Task instructions
Retype the records below exactly as they appear, but leave out any pictures.

* Start Provided records *

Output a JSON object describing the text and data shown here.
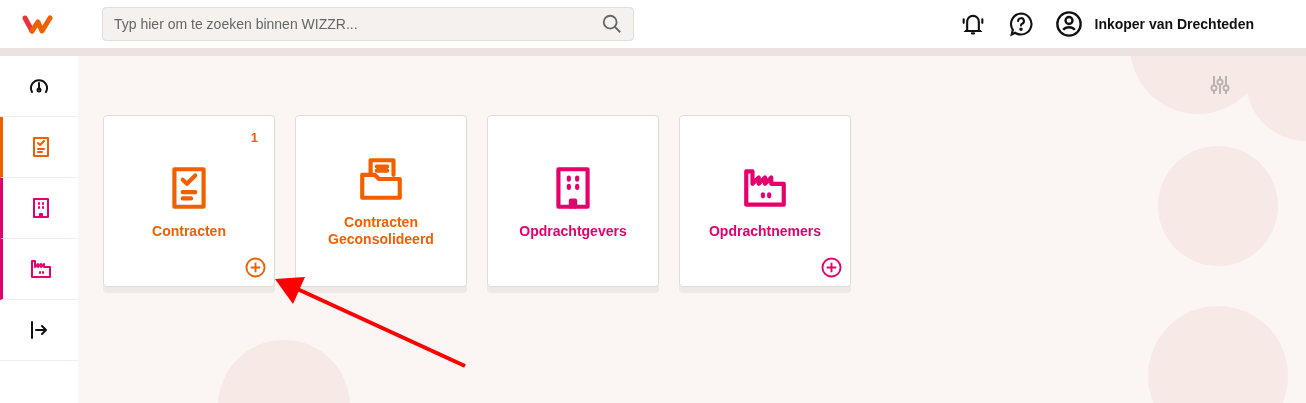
{
  "search": {
    "placeholder": "Typ hier om te zoeken binnen WIZZR..."
  },
  "user": {
    "name": "Inkoper van Drechteden"
  },
  "sidebar": {
    "items": [
      {
        "kind": "dashboard",
        "color": "#111111",
        "marked": false
      },
      {
        "kind": "contract",
        "color": "#f06000",
        "marked": true
      },
      {
        "kind": "building",
        "color": "#e6006e",
        "marked": true
      },
      {
        "kind": "factory",
        "color": "#e6006e",
        "marked": true
      },
      {
        "kind": "logout",
        "color": "#111111",
        "marked": false
      }
    ]
  },
  "tiles": [
    {
      "kind": "contract",
      "label": "Contracten",
      "color": "#f06000",
      "count": "1",
      "add": true
    },
    {
      "kind": "folder",
      "label": "Contracten Geconsolideerd",
      "color": "#f06000",
      "add": false
    },
    {
      "kind": "building",
      "label": "Opdrachtgevers",
      "color": "#e6006e",
      "add": false
    },
    {
      "kind": "factory",
      "label": "Opdrachtnemers",
      "color": "#e6006e",
      "add": true
    }
  ]
}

* End Provided records *

Reply to the task
Output a JSON object describing the text and data shown here.
{
  "search": {
    "placeholder": "Typ hier om te zoeken binnen WIZZR..."
  },
  "user": {
    "name": "Inkoper van Drechteden"
  },
  "sidebar": {
    "items": [
      {
        "kind": "dashboard",
        "color": "#111111",
        "marked": false
      },
      {
        "kind": "contract",
        "color": "#f06000",
        "marked": true
      },
      {
        "kind": "building",
        "color": "#e6006e",
        "marked": true
      },
      {
        "kind": "factory",
        "color": "#e6006e",
        "marked": true
      },
      {
        "kind": "logout",
        "color": "#111111",
        "marked": false
      }
    ]
  },
  "tiles": [
    {
      "kind": "contract",
      "label": "Contracten",
      "color": "#f06000",
      "count": "1",
      "add": true
    },
    {
      "kind": "folder",
      "label": "Contracten Geconsolideerd",
      "color": "#f06000",
      "add": false
    },
    {
      "kind": "building",
      "label": "Opdrachtgevers",
      "color": "#e6006e",
      "add": false
    },
    {
      "kind": "factory",
      "label": "Opdrachtnemers",
      "color": "#e6006e",
      "add": true
    }
  ]
}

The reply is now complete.